*EXERCISE TASK*:
Review the lines that follow and copy each one that contains the word "Hoàng".

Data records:
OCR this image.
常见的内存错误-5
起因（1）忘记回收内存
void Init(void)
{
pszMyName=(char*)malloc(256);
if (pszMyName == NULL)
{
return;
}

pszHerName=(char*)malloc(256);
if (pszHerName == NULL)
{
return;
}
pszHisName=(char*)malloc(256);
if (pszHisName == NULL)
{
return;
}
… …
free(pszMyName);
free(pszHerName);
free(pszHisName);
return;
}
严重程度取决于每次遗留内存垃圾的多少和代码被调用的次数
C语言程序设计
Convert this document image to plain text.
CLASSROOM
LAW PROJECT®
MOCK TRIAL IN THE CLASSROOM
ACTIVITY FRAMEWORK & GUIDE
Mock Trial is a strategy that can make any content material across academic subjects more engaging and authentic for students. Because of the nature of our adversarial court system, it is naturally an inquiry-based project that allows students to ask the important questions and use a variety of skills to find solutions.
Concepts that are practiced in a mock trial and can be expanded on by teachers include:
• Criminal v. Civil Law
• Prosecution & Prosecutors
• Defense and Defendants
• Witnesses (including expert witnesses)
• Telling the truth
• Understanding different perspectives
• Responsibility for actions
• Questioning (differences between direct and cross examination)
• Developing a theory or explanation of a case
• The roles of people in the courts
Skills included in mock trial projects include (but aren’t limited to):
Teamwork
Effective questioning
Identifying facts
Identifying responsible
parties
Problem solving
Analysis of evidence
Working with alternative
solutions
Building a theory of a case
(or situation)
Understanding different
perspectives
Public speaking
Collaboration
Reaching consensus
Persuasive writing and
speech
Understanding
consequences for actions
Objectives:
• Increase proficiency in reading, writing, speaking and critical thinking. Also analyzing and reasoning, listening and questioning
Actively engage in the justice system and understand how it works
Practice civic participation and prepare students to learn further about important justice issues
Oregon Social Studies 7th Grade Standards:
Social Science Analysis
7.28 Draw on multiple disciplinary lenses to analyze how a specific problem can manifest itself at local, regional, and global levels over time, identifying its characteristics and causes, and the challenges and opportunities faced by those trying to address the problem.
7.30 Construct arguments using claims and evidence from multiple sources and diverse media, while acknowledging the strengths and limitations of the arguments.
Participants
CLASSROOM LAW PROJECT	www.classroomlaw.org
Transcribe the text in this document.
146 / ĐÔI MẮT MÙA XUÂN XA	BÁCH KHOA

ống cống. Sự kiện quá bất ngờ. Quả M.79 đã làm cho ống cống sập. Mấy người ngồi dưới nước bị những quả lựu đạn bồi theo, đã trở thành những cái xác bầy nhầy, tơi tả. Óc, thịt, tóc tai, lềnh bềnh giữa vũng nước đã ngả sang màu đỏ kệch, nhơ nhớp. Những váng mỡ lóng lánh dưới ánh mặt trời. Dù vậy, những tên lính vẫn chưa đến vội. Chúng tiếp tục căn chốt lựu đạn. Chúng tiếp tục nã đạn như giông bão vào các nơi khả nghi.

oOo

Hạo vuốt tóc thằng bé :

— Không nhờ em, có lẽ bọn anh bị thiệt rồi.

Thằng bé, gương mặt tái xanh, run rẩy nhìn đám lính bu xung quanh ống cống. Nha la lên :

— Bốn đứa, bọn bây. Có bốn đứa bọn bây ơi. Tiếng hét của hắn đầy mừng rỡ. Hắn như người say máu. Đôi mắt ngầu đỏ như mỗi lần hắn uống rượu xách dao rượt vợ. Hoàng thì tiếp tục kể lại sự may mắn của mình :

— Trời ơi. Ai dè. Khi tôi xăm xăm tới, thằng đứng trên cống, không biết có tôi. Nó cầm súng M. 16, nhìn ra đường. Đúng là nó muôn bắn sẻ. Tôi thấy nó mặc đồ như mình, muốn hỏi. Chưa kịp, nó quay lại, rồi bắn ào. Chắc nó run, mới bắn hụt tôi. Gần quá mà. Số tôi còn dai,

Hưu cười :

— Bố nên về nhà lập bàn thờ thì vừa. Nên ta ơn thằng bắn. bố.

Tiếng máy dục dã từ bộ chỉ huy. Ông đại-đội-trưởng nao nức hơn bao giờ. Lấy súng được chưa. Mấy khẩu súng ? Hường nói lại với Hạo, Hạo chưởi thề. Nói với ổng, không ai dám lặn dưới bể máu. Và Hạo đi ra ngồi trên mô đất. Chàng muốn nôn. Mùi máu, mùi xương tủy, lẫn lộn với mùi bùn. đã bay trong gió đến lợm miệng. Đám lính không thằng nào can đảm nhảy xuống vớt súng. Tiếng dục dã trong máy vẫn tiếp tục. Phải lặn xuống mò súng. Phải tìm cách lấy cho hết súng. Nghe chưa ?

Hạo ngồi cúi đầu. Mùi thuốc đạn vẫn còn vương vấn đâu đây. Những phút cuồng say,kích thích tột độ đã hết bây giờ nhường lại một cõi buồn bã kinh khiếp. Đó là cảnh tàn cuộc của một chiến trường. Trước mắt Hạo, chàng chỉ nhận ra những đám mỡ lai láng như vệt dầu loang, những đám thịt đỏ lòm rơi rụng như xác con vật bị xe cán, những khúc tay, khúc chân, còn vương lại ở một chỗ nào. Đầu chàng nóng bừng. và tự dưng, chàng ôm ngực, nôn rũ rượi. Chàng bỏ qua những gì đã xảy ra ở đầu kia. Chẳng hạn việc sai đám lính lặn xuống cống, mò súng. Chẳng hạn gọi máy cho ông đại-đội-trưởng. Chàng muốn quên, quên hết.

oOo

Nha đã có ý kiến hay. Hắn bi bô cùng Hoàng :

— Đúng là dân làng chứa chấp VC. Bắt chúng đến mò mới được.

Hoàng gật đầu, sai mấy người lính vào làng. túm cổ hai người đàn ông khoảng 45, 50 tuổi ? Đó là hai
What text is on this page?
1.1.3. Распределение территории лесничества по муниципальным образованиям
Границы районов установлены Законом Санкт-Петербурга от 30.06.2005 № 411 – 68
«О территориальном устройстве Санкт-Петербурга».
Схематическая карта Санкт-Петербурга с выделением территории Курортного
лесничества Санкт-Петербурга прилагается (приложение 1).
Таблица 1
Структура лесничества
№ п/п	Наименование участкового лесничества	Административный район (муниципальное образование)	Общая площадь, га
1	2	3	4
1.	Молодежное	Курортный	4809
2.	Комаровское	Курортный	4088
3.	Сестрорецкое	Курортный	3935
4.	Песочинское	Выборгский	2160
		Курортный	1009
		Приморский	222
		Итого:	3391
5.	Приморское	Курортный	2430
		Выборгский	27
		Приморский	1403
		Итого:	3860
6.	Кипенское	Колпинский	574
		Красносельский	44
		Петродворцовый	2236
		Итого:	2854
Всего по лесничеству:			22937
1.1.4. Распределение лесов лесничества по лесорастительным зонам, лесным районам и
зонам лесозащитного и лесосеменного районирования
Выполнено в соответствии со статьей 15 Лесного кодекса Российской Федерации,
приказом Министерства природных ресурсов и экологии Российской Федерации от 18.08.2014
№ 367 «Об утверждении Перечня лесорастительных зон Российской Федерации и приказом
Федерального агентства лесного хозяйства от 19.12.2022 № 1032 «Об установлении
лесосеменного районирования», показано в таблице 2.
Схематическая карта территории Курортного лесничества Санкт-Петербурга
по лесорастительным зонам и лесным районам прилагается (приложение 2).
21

*FULL OUTPUT*:
— Bốn đứa, bọn bây. Có bốn đứa bọn bây ơi. Tiếng hét của hắn đầy mừng rỡ. Hắn như người say máu. Đôi mắt ngầu đỏ như mỗi lần hắn uống rượu xách dao rượt vợ. Hoàng thì tiếp tục kể lại sự may mắn của mình :
Nha đã có ý kiến hay. Hắn bi bô cùng Hoàng :
Hoàng gật đầu, sai mấy người lính vào làng. túm cổ hai người đàn ông khoảng 45, 50 tuổi ? Đó là hai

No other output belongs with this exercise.